Exercise details: For the entries that follow, tally the lines holding the string "Halv". Give the total and nothing else.

Records for this exercise:

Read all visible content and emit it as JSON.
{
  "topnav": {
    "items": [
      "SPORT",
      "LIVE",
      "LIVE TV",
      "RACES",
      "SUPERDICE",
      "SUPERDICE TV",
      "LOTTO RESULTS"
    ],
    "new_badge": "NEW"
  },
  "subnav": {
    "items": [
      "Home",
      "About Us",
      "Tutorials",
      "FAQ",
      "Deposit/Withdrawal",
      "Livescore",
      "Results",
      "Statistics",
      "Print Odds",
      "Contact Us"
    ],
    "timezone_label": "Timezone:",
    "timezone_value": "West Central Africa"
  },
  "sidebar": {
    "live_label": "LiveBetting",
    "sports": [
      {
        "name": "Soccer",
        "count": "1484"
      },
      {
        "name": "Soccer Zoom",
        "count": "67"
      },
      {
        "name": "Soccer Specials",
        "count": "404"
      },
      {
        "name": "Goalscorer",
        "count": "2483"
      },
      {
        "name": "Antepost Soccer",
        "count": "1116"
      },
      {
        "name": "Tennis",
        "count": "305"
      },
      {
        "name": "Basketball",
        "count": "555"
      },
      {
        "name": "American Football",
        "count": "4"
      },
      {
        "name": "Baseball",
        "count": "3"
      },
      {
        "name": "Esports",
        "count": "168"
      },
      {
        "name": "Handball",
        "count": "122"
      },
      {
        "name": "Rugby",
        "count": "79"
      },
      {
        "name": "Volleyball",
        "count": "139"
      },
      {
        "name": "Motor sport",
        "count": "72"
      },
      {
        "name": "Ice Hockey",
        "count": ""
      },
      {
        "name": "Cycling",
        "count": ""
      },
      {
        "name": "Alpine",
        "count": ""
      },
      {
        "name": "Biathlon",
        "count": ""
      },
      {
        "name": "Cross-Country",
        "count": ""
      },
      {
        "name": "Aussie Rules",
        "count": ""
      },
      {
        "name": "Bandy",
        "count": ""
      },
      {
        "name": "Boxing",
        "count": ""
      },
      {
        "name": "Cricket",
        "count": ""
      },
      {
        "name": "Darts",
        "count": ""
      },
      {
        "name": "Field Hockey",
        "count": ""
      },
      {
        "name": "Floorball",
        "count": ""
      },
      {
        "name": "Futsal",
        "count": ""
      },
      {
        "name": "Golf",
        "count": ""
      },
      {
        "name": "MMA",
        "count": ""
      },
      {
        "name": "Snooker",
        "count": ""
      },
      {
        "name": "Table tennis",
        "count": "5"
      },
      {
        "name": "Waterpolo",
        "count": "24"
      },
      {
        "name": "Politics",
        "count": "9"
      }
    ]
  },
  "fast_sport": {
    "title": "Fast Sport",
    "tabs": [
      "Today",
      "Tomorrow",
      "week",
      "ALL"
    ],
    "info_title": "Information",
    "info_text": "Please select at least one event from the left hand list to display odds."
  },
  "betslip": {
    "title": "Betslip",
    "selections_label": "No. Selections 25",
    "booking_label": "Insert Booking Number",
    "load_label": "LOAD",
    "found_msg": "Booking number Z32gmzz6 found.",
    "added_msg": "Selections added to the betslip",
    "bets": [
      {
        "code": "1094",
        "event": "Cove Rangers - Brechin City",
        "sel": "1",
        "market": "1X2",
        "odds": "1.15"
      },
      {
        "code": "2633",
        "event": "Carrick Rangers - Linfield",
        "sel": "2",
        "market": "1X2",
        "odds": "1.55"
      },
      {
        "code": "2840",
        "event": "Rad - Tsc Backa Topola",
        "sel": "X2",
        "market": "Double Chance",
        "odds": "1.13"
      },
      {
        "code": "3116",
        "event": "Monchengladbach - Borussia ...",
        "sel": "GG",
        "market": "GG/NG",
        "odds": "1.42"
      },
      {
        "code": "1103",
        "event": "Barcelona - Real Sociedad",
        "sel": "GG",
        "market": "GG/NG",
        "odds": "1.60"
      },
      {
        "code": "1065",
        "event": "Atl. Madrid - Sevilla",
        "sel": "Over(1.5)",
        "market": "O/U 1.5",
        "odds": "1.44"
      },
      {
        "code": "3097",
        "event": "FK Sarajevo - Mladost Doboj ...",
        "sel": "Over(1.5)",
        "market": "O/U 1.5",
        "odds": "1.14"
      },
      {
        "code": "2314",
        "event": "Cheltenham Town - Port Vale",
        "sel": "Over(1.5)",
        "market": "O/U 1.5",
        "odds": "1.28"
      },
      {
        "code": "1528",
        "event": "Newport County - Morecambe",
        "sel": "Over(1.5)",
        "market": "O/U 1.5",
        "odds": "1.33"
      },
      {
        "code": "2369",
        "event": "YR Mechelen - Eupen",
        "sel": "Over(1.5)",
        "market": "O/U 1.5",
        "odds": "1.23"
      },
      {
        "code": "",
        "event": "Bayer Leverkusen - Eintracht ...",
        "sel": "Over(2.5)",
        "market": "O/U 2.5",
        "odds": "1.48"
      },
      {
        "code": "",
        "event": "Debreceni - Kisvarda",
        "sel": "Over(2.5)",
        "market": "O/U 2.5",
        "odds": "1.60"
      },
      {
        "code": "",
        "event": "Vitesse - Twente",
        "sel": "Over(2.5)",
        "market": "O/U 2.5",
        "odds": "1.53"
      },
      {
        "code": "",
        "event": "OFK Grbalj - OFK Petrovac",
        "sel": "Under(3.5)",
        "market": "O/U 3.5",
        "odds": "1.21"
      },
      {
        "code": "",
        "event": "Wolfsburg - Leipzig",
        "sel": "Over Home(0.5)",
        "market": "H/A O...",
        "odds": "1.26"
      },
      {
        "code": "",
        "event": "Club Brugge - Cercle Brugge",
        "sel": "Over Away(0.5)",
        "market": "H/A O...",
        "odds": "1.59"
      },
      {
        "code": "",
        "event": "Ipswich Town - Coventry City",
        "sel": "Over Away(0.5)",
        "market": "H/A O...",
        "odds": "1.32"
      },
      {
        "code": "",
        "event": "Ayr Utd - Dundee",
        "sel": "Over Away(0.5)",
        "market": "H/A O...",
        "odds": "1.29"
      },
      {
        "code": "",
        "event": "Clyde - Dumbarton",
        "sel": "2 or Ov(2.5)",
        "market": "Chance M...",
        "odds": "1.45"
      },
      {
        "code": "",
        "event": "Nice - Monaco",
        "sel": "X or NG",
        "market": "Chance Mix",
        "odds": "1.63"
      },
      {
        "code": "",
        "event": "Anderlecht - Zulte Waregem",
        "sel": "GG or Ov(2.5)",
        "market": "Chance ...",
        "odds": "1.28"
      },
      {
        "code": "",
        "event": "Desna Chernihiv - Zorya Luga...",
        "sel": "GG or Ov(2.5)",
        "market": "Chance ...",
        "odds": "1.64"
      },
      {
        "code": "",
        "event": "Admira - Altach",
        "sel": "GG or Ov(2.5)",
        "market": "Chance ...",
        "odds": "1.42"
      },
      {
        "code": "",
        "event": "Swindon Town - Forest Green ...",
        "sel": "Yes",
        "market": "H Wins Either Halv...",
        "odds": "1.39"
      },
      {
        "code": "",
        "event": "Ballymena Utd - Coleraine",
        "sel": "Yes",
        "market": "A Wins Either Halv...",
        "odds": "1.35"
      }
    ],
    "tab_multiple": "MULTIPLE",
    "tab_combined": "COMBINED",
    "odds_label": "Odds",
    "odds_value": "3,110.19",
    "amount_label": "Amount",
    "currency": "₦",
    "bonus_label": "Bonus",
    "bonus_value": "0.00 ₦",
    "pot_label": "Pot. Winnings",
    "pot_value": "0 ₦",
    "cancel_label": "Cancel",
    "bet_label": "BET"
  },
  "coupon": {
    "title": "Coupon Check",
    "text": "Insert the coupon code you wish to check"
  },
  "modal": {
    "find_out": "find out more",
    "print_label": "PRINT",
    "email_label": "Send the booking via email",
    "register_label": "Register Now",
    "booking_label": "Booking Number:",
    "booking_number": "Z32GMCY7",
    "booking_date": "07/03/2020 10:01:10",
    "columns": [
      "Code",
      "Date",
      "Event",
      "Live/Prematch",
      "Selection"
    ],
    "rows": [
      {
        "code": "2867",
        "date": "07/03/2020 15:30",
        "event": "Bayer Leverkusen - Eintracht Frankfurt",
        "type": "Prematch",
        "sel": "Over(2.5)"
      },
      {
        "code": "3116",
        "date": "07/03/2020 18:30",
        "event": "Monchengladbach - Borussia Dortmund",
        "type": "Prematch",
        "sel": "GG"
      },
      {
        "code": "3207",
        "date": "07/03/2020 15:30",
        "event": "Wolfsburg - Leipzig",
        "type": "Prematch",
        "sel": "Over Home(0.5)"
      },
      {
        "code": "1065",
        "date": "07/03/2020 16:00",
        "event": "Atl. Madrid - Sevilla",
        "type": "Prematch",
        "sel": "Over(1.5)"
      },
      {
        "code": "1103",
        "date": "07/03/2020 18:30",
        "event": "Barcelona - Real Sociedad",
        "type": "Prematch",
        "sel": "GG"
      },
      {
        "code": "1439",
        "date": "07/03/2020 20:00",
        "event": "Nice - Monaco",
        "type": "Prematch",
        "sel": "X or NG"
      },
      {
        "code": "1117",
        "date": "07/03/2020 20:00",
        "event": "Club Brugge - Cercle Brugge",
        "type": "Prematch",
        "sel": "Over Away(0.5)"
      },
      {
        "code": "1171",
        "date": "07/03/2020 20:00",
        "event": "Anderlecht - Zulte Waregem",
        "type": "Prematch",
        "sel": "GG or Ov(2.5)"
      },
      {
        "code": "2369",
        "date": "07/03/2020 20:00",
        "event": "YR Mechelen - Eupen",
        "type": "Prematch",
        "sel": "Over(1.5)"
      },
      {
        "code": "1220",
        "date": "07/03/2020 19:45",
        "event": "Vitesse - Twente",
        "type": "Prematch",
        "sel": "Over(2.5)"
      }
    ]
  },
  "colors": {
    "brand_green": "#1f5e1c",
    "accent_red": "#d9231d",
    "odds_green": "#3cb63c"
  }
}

Exercise result: 2